:: What to produce ::
Pull every line that holds the word "with" from the entries.

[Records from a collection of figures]
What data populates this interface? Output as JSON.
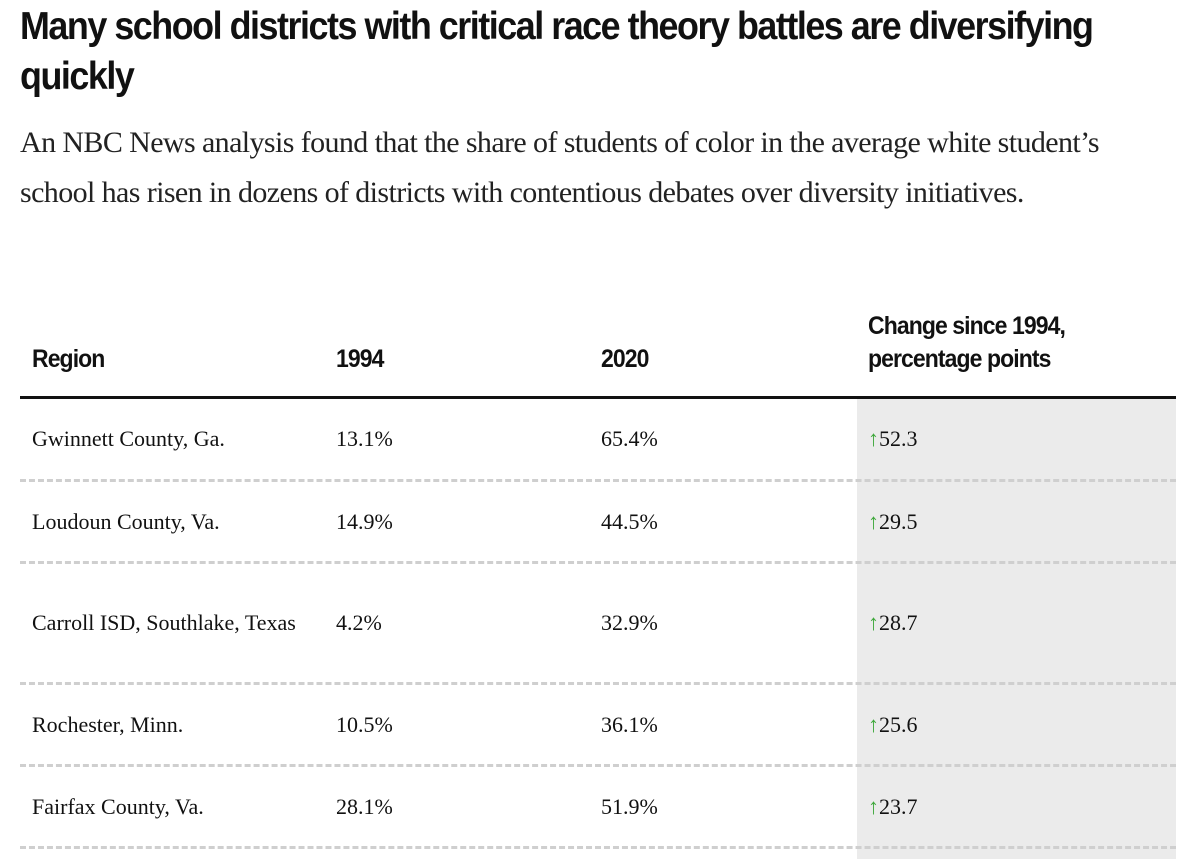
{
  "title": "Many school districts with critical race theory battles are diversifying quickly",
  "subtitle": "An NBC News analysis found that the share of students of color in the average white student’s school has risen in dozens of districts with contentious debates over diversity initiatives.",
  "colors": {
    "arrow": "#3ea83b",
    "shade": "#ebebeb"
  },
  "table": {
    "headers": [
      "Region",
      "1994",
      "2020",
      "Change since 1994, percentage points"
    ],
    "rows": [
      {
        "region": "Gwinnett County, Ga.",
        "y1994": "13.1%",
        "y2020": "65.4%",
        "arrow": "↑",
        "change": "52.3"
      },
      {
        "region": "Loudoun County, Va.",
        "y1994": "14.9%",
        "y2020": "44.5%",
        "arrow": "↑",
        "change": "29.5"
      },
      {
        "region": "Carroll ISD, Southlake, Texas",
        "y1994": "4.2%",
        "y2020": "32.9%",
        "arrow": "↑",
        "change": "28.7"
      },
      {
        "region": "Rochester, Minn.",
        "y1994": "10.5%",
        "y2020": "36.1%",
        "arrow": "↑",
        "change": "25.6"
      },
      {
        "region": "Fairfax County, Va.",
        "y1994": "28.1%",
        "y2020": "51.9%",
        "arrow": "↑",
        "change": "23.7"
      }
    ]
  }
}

* * *

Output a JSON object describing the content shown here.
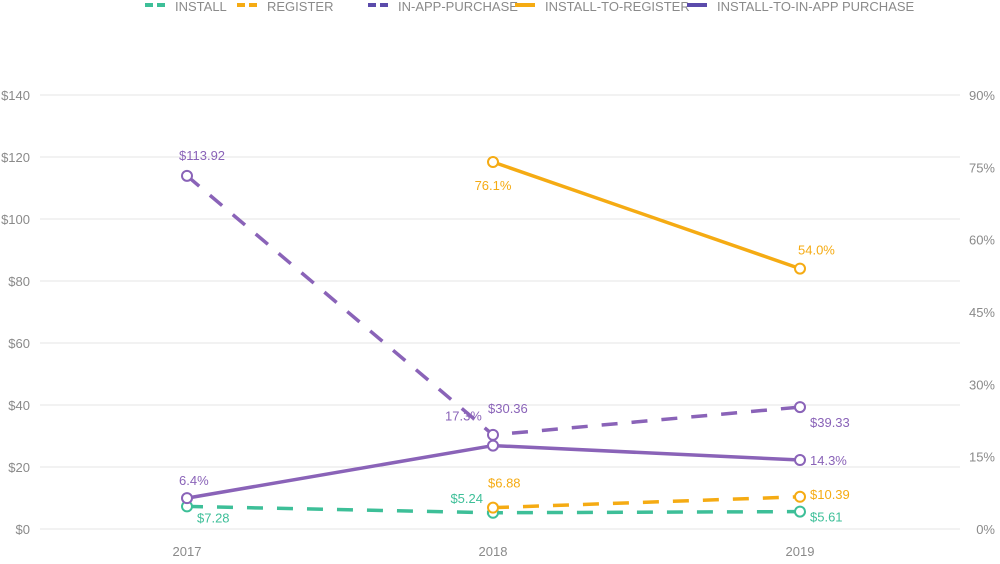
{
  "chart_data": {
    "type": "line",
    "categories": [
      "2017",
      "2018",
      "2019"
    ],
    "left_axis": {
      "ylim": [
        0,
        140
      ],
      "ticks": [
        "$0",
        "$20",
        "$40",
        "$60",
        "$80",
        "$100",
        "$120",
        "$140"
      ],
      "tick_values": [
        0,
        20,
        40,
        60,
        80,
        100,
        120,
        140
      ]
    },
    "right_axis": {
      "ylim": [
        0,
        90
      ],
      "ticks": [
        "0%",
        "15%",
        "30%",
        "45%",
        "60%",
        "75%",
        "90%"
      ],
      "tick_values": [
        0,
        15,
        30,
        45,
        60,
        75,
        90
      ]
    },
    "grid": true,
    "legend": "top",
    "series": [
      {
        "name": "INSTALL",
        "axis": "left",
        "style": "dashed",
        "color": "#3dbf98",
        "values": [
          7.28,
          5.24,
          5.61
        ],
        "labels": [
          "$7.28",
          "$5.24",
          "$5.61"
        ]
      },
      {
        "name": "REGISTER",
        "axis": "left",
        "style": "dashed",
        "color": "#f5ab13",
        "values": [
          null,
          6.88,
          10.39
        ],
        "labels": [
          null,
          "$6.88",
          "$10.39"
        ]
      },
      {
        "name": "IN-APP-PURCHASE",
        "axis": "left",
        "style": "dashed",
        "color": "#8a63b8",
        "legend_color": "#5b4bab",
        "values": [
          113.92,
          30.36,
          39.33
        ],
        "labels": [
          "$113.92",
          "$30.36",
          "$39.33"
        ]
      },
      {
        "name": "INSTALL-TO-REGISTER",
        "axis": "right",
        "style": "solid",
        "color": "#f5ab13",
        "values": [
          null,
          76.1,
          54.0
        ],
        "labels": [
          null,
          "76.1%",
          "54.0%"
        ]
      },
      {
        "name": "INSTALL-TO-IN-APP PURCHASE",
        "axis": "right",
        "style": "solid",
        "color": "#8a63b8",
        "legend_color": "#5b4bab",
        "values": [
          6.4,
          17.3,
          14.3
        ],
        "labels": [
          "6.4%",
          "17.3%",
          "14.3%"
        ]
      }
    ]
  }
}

:: Task result ::
  "title": "Many school districts with critical race theory battles are diversifying quickly",
  "subtitle": "An NBC News analysis found that the share of students of color in the average white student’s school has risen in dozens of districts with contentious debates over diversity initiatives.",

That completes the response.